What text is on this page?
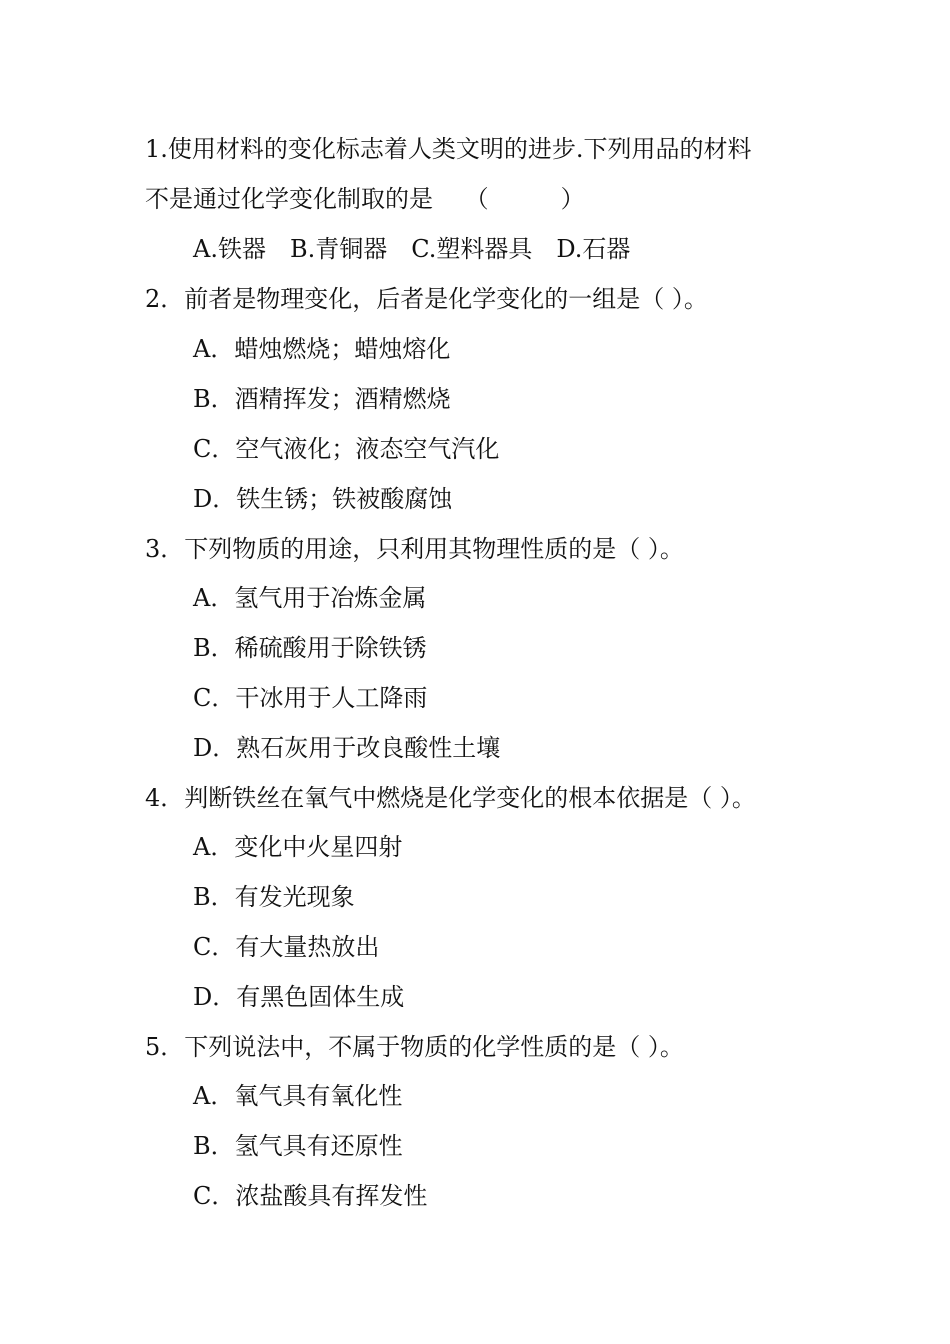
1.使用材料的变化标志着人类文明的进步.下列用品的材料
不是通过化学变化制取的是　 （　　　）
A.铁器　B.青铜器　C.塑料器具　D.石器
2．前者是物理变化，后者是化学变化的一组是（ ）。
A．蜡烛燃烧；蜡烛熔化
B．酒精挥发；酒精燃烧
C．空气液化；液态空气汽化
D．铁生锈；铁被酸腐蚀
3．下列物质的用途，只利用其物理性质的是（ ）。
A．氢气用于冶炼金属
B．稀硫酸用于除铁锈
C．干冰用于人工降雨
D．熟石灰用于改良酸性土壤
4．判断铁丝在氧气中燃烧是化学变化的根本依据是（ ）。
A．变化中火星四射
B．有发光现象
C．有大量热放出
D．有黑色固体生成
5．下列说法中，不属于物质的化学性质的是（ ）。
A．氧气具有氧化性
B．氢气具有还原性
C．浓盐酸具有挥发性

···

Reproduce the whole listing word for word, setting aside any pictures.

What text is on this page?
1.使用材料的变化标志着人类文明的进步.下列用品的材料
不是通过化学变化制取的是　 （　　　）
A.铁器　B.青铜器　C.塑料器具　D.石器
2．前者是物理变化，后者是化学变化的一组是（ ）。
A．蜡烛燃烧；蜡烛熔化
B．酒精挥发；酒精燃烧
C．空气液化；液态空气汽化
D．铁生锈；铁被酸腐蚀
3．下列物质的用途，只利用其物理性质的是（ ）。
A．氢气用于冶炼金属
B．稀硫酸用于除铁锈
C．干冰用于人工降雨
D．熟石灰用于改良酸性土壤
4．判断铁丝在氧气中燃烧是化学变化的根本依据是（ ）。
A．变化中火星四射
B．有发光现象
C．有大量热放出
D．有黑色固体生成
5．下列说法中，不属于物质的化学性质的是（ ）。
A．氧气具有氧化性
B．氢气具有还原性
C．浓盐酸具有挥发性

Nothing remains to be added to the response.